Could you copy out all of the records below exactly, leaving out every picture?

##### Data extract #####

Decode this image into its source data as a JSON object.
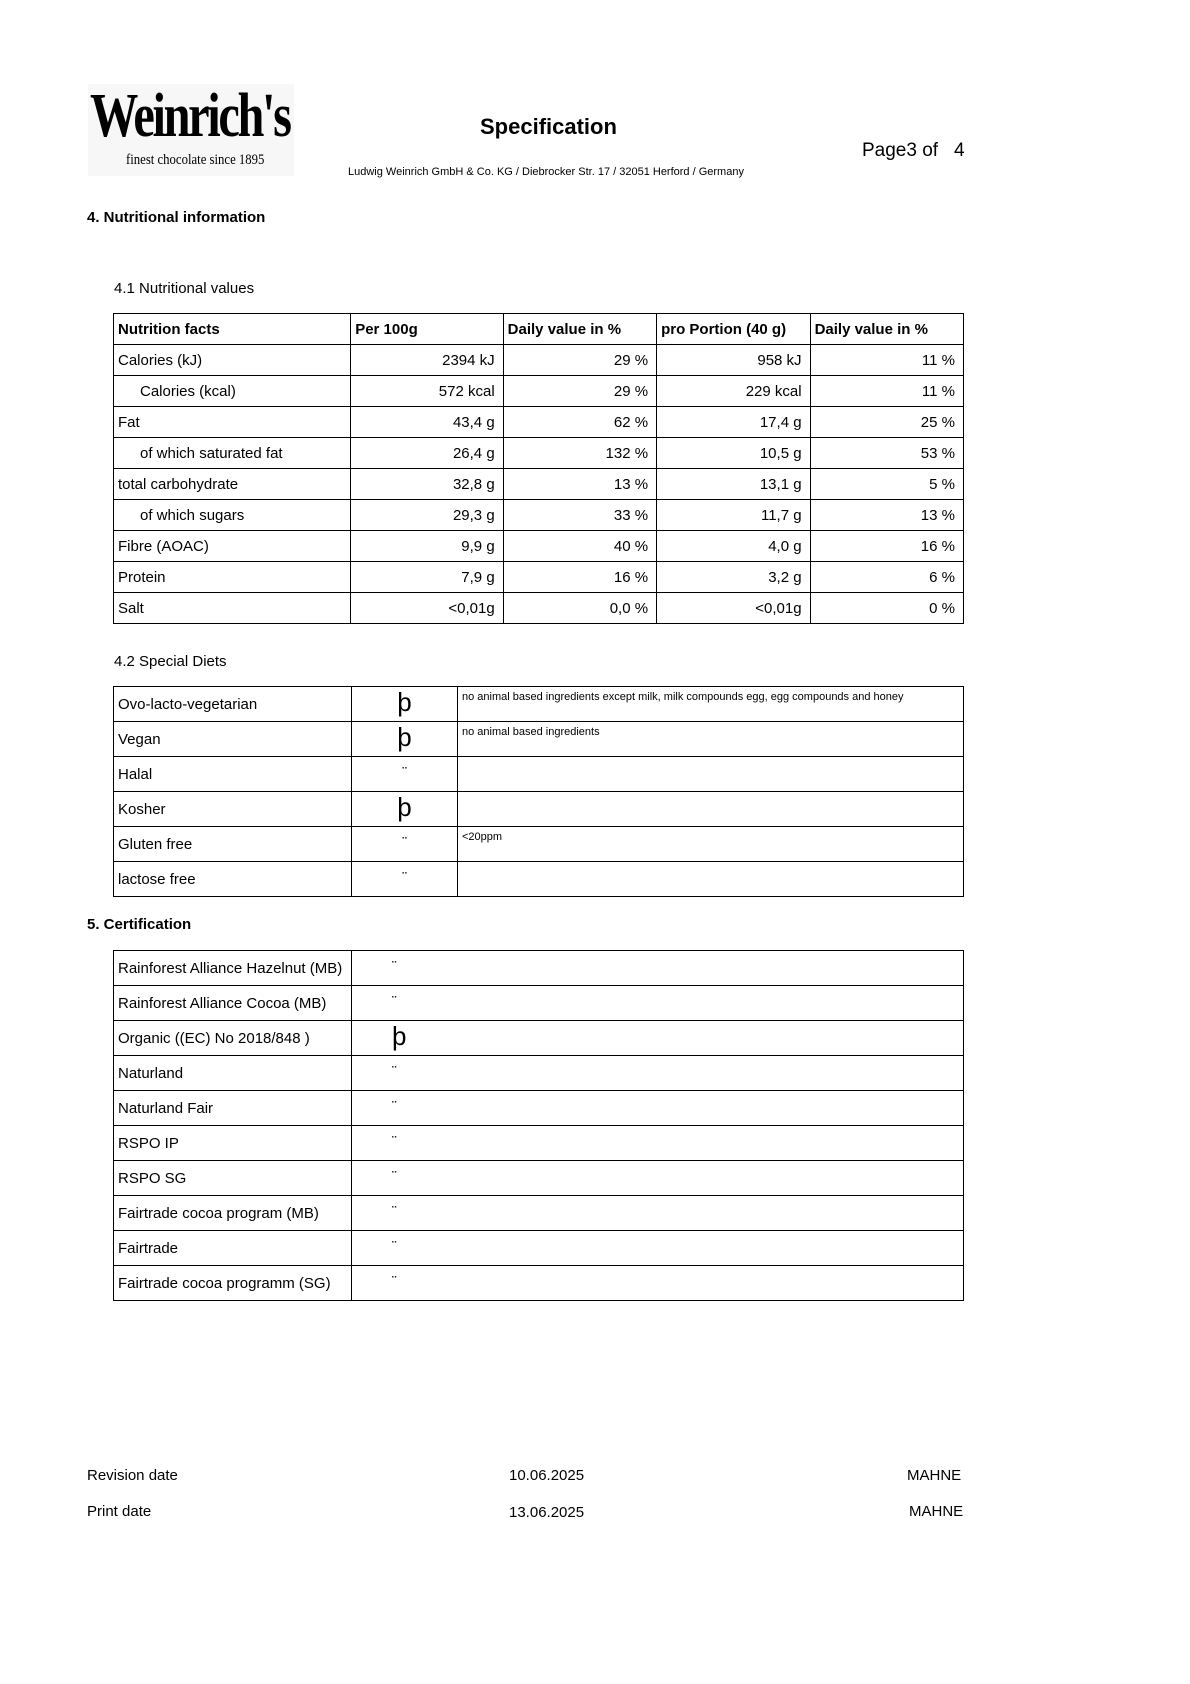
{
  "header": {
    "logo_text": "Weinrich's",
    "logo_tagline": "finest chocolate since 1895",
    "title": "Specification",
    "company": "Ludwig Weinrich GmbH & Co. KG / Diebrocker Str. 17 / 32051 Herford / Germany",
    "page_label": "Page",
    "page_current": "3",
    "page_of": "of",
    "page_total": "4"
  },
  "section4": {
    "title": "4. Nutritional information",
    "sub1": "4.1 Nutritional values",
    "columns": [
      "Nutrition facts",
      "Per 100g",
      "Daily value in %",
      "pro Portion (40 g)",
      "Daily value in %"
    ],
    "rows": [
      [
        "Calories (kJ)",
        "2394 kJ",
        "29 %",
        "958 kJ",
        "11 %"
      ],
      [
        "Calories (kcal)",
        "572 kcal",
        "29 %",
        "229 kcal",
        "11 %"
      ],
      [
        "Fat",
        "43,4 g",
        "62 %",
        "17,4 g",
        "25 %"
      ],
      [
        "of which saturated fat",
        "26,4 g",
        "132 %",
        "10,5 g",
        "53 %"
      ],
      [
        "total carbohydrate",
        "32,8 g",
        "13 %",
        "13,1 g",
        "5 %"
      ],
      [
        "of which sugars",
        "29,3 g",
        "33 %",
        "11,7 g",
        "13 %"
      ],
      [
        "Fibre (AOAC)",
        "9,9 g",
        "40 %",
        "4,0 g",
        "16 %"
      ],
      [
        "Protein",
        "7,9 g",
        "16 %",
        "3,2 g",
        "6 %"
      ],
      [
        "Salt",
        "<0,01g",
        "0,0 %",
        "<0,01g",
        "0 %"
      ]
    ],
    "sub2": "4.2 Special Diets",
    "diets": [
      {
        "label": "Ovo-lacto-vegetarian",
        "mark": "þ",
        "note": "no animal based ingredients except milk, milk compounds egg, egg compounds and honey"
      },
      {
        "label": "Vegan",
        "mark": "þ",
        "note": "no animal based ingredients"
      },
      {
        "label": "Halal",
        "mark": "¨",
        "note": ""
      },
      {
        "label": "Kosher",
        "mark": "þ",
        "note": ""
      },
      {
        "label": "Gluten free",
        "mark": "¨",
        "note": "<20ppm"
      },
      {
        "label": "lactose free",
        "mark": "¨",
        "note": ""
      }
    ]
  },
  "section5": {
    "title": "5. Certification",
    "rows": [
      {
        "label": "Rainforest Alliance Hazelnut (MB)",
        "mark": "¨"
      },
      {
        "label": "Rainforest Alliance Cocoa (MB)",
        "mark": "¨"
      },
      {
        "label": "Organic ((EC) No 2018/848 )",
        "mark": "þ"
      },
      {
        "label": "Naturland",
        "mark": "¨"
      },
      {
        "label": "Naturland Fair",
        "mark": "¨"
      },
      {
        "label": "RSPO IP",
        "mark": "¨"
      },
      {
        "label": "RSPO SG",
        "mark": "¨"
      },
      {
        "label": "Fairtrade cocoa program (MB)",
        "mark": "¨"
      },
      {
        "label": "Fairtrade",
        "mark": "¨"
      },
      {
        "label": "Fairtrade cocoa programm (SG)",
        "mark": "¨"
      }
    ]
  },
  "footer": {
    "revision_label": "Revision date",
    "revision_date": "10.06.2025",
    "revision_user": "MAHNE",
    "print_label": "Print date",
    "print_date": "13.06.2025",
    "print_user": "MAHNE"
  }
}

#####

■ Result
Decode this image into its source data as a JSON object.
{
  "header": {
    "logo_text": "Weinrich's",
    "logo_tagline": "finest chocolate since 1895",
    "title": "Specification",
    "company": "Ludwig Weinrich GmbH & Co. KG / Diebrocker Str. 17 / 32051 Herford / Germany",
    "page_label": "Page",
    "page_current": "3",
    "page_of": "of",
    "page_total": "4"
  },
  "section4": {
    "title": "4. Nutritional information",
    "sub1": "4.1 Nutritional values",
    "columns": [
      "Nutrition facts",
      "Per 100g",
      "Daily value in %",
      "pro Portion (40 g)",
      "Daily value in %"
    ],
    "rows": [
      [
        "Calories (kJ)",
        "2394 kJ",
        "29 %",
        "958 kJ",
        "11 %"
      ],
      [
        "Calories (kcal)",
        "572 kcal",
        "29 %",
        "229 kcal",
        "11 %"
      ],
      [
        "Fat",
        "43,4 g",
        "62 %",
        "17,4 g",
        "25 %"
      ],
      [
        "of which saturated fat",
        "26,4 g",
        "132 %",
        "10,5 g",
        "53 %"
      ],
      [
        "total carbohydrate",
        "32,8 g",
        "13 %",
        "13,1 g",
        "5 %"
      ],
      [
        "of which sugars",
        "29,3 g",
        "33 %",
        "11,7 g",
        "13 %"
      ],
      [
        "Fibre (AOAC)",
        "9,9 g",
        "40 %",
        "4,0 g",
        "16 %"
      ],
      [
        "Protein",
        "7,9 g",
        "16 %",
        "3,2 g",
        "6 %"
      ],
      [
        "Salt",
        "<0,01g",
        "0,0 %",
        "<0,01g",
        "0 %"
      ]
    ],
    "sub2": "4.2 Special Diets",
    "diets": [
      {
        "label": "Ovo-lacto-vegetarian",
        "mark": "þ",
        "note": "no animal based ingredients except milk, milk compounds egg, egg compounds and honey"
      },
      {
        "label": "Vegan",
        "mark": "þ",
        "note": "no animal based ingredients"
      },
      {
        "label": "Halal",
        "mark": "¨",
        "note": ""
      },
      {
        "label": "Kosher",
        "mark": "þ",
        "note": ""
      },
      {
        "label": "Gluten free",
        "mark": "¨",
        "note": "<20ppm"
      },
      {
        "label": "lactose free",
        "mark": "¨",
        "note": ""
      }
    ]
  },
  "section5": {
    "title": "5. Certification",
    "rows": [
      {
        "label": "Rainforest Alliance Hazelnut (MB)",
        "mark": "¨"
      },
      {
        "label": "Rainforest Alliance Cocoa (MB)",
        "mark": "¨"
      },
      {
        "label": "Organic ((EC) No 2018/848 )",
        "mark": "þ"
      },
      {
        "label": "Naturland",
        "mark": "¨"
      },
      {
        "label": "Naturland Fair",
        "mark": "¨"
      },
      {
        "label": "RSPO IP",
        "mark": "¨"
      },
      {
        "label": "RSPO SG",
        "mark": "¨"
      },
      {
        "label": "Fairtrade cocoa program (MB)",
        "mark": "¨"
      },
      {
        "label": "Fairtrade",
        "mark": "¨"
      },
      {
        "label": "Fairtrade cocoa programm (SG)",
        "mark": "¨"
      }
    ]
  },
  "footer": {
    "revision_label": "Revision date",
    "revision_date": "10.06.2025",
    "revision_user": "MAHNE",
    "print_label": "Print date",
    "print_date": "13.06.2025",
    "print_user": "MAHNE"
  }
}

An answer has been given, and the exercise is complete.